_Exercise details:_ In the part of the entries that opens with the line containing "gear-icon [618, 447, 639, 467]" and runs through the end of the entries, change "square-bullet" to "box-bullet" and leave everything else as it is. Output only that part.

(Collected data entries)
* * *

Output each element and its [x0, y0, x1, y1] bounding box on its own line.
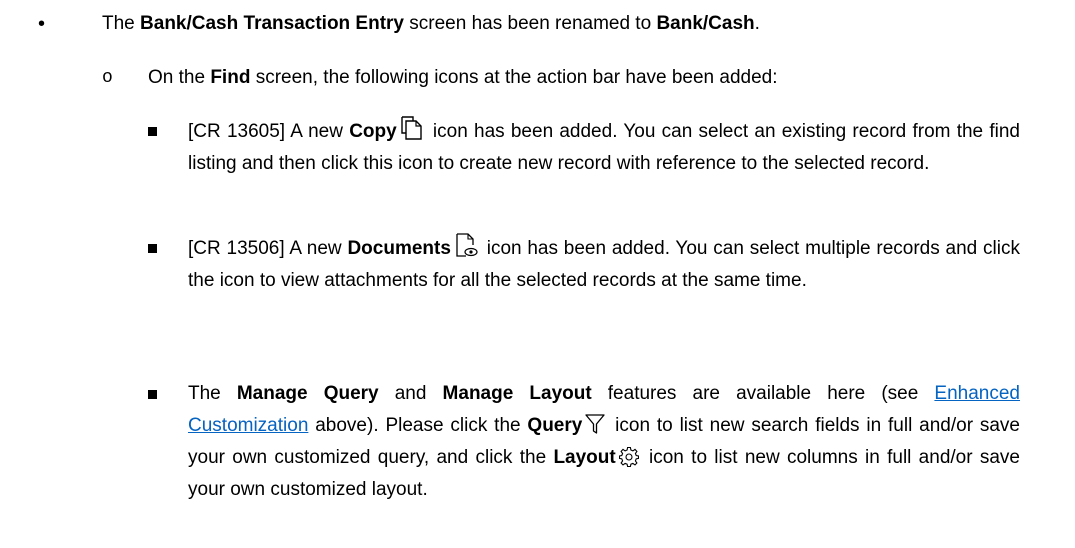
gear-icon [618, 447, 639, 467]
item-text: [CR 13605] A new Copy icon has been adde… [188, 115, 1020, 180]
bullet-dot: • [38, 13, 46, 35]
item-text: [CR 13506] A new Documents icon has been… [188, 232, 1020, 297]
sub-bullet-circle: o [102, 68, 113, 88]
copy-icon [400, 115, 424, 141]
bullet-text: The Bank/Cash Transaction Entry screen h… [102, 13, 760, 34]
filter-icon [585, 413, 605, 435]
square-bullet [148, 390, 157, 399]
square-bullet [148, 127, 157, 136]
documents-icon [454, 232, 478, 258]
square-bullet [148, 244, 157, 253]
item-text: The Manage Query and Manage Layout featu… [188, 383, 1020, 500]
sub-bullet-text: On the Find screen, the following icons … [148, 67, 778, 88]
document-page: • The Bank/Cash Transaction Entry screen… [0, 0, 1075, 548]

* * *

_Response to the task:_
gear-icon [618, 447, 639, 467]
item-text: [CR 13605] A new Copy icon has been adde… [188, 115, 1020, 180]
bullet-dot: • [38, 13, 46, 35]
item-text: [CR 13506] A new Documents icon has been… [188, 232, 1020, 297]
sub-bullet-circle: o [102, 68, 113, 88]
copy-icon [400, 115, 424, 141]
bullet-text: The Bank/Cash Transaction Entry screen h… [102, 13, 760, 34]
filter-icon [585, 413, 605, 435]
box-bullet [148, 390, 157, 399]
box-bullet [148, 127, 157, 136]
documents-icon [454, 232, 478, 258]
box-bullet [148, 244, 157, 253]
item-text: The Manage Query and Manage Layout featu… [188, 383, 1020, 500]
sub-bullet-text: On the Find screen, the following icons … [148, 67, 778, 88]
document-page: • The Bank/Cash Transaction Entry screen… [0, 0, 1075, 548]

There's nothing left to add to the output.